◆ EXERCISE AIM ◆
Which lines hold the word "structured"? Copy each one.

Dataset records
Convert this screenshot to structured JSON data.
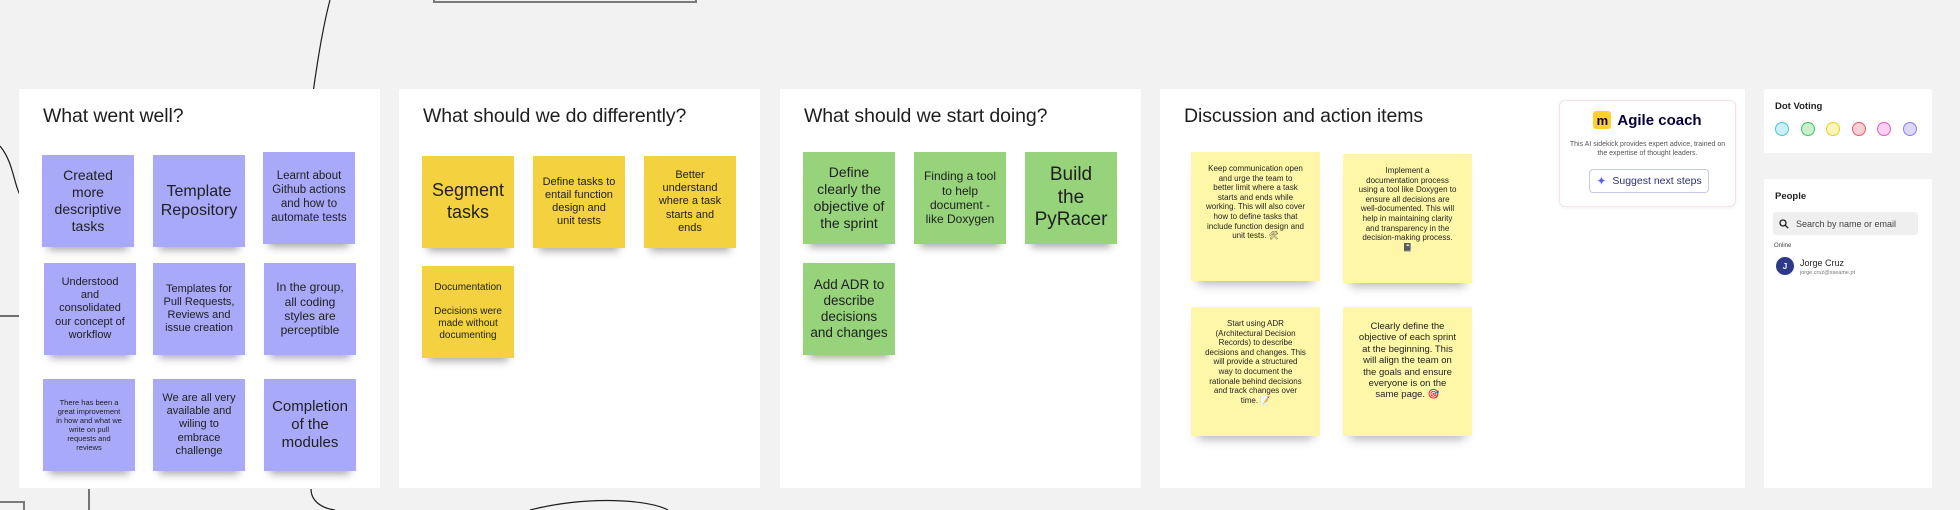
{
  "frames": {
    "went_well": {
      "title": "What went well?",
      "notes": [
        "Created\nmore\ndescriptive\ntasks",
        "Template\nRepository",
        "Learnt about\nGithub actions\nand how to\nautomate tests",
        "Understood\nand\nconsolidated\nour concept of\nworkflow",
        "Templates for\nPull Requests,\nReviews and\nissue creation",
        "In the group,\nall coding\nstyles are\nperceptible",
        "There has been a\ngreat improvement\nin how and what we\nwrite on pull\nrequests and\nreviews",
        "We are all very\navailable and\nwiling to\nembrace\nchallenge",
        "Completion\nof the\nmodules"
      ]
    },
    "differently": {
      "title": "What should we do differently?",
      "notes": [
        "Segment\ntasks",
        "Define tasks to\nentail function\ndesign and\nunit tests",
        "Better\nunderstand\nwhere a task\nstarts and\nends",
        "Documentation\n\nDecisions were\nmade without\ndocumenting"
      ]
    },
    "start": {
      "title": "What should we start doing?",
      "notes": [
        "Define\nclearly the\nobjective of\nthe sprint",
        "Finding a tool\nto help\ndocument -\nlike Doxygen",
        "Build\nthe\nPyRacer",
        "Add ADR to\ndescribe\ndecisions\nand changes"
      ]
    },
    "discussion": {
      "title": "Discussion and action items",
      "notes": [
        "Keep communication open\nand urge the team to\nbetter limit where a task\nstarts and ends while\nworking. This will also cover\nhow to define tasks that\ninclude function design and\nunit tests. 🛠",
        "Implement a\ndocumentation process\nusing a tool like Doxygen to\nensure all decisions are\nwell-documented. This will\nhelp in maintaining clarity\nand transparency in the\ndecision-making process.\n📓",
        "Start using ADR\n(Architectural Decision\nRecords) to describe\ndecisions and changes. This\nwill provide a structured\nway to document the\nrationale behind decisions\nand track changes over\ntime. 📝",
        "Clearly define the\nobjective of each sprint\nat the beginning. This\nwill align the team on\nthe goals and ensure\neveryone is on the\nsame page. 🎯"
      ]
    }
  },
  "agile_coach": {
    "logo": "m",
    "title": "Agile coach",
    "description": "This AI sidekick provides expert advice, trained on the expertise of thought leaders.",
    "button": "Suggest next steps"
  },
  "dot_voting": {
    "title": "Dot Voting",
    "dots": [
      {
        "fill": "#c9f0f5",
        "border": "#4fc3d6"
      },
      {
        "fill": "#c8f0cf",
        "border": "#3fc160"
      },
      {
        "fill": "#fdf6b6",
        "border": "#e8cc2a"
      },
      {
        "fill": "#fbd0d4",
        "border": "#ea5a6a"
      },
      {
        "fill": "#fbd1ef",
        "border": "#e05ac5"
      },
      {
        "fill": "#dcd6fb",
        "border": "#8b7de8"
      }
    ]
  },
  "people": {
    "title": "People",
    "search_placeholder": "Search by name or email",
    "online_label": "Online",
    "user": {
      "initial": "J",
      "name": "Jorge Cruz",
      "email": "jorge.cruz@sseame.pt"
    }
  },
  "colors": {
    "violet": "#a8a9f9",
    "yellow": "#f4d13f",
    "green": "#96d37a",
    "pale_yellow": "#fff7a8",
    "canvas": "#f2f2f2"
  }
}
* * *
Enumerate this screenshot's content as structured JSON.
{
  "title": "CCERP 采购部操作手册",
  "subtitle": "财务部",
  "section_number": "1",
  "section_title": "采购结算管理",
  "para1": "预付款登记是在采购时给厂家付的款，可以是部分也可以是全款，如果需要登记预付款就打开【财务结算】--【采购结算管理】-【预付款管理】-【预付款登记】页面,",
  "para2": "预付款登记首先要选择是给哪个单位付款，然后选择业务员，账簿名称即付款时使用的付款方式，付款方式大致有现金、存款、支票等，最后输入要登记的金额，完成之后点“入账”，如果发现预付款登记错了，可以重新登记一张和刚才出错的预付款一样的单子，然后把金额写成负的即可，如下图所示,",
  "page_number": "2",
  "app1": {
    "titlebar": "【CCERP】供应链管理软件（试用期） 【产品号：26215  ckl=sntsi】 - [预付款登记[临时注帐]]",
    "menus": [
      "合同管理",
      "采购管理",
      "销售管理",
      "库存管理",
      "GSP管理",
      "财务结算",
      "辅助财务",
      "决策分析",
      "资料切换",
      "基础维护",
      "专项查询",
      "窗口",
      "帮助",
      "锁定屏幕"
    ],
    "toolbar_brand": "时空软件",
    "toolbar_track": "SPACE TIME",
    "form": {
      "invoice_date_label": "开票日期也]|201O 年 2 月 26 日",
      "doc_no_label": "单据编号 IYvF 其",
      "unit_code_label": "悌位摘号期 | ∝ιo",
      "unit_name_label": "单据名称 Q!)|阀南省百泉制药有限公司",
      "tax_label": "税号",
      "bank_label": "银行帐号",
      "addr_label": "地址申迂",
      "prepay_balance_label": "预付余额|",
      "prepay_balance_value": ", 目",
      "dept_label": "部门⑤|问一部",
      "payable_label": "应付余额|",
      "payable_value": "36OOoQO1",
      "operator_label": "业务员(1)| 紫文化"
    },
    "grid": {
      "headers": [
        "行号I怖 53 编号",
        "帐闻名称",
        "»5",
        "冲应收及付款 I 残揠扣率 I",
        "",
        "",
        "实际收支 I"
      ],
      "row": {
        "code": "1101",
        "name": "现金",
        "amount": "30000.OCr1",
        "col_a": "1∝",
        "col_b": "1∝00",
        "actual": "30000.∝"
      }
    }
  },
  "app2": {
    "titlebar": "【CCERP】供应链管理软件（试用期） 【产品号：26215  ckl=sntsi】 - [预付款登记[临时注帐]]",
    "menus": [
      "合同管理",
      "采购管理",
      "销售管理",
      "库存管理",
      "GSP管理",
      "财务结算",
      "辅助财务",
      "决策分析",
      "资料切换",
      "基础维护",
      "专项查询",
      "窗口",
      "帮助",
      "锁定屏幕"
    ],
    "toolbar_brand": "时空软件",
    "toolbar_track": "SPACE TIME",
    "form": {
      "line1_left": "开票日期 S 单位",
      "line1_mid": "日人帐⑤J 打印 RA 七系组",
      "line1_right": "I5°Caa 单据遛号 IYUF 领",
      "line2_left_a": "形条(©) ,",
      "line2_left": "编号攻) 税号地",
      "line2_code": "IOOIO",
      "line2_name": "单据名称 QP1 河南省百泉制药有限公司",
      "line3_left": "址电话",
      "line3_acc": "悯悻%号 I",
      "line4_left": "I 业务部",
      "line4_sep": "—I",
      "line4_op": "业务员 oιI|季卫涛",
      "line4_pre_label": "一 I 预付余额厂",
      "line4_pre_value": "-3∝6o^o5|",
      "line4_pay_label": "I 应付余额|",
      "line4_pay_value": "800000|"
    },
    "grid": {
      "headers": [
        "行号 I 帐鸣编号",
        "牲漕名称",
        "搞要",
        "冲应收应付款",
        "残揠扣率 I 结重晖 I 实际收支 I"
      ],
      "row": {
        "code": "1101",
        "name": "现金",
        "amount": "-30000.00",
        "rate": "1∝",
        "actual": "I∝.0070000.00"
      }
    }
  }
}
* * *
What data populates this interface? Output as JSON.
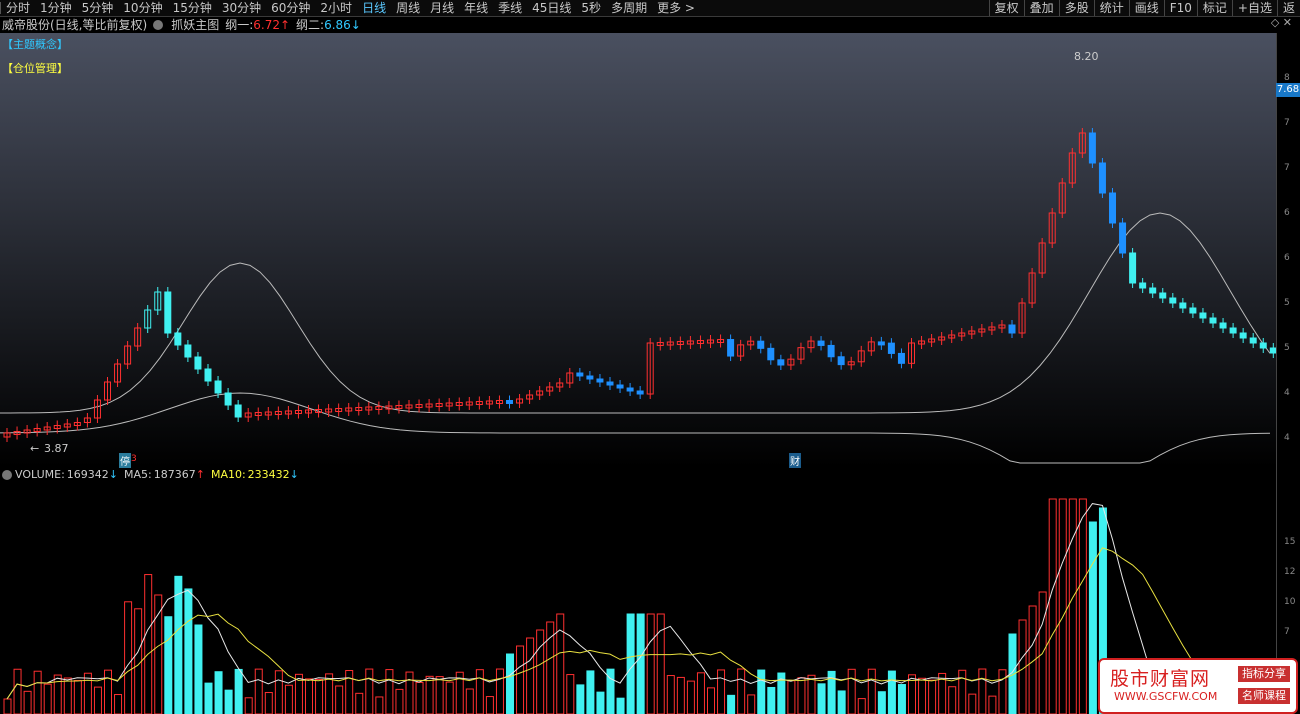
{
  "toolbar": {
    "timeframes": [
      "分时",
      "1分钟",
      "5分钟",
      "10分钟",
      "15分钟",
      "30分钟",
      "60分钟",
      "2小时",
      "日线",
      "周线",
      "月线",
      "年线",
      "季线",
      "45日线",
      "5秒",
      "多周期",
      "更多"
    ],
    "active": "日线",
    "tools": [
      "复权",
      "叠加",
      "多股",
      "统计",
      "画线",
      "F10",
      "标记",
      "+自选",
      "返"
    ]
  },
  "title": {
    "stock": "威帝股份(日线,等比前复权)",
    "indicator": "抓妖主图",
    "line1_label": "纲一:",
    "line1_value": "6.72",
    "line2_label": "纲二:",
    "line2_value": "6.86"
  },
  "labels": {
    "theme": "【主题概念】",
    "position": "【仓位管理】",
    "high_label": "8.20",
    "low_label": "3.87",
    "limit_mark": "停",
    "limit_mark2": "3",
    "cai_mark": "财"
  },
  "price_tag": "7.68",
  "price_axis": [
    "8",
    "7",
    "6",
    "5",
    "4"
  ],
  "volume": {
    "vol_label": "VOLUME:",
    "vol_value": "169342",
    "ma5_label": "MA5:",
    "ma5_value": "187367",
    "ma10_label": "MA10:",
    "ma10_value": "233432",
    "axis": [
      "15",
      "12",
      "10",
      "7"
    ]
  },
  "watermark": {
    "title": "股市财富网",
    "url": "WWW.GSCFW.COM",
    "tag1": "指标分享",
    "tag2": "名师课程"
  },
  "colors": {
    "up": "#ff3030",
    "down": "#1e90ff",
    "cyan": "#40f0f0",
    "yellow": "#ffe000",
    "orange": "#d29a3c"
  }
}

◆ FINISHED EXERCISE ◆
Convert this screenshot to structured JSON data.
        "Start using ADR\n(Architectural Decision\nRecords) to describe\ndecisions and changes. This\nwill provide a structured\nway to document the\nrationale behind decisions\nand track changes over\ntime. 📝",
Enumerate this screenshot's content as structured JSON.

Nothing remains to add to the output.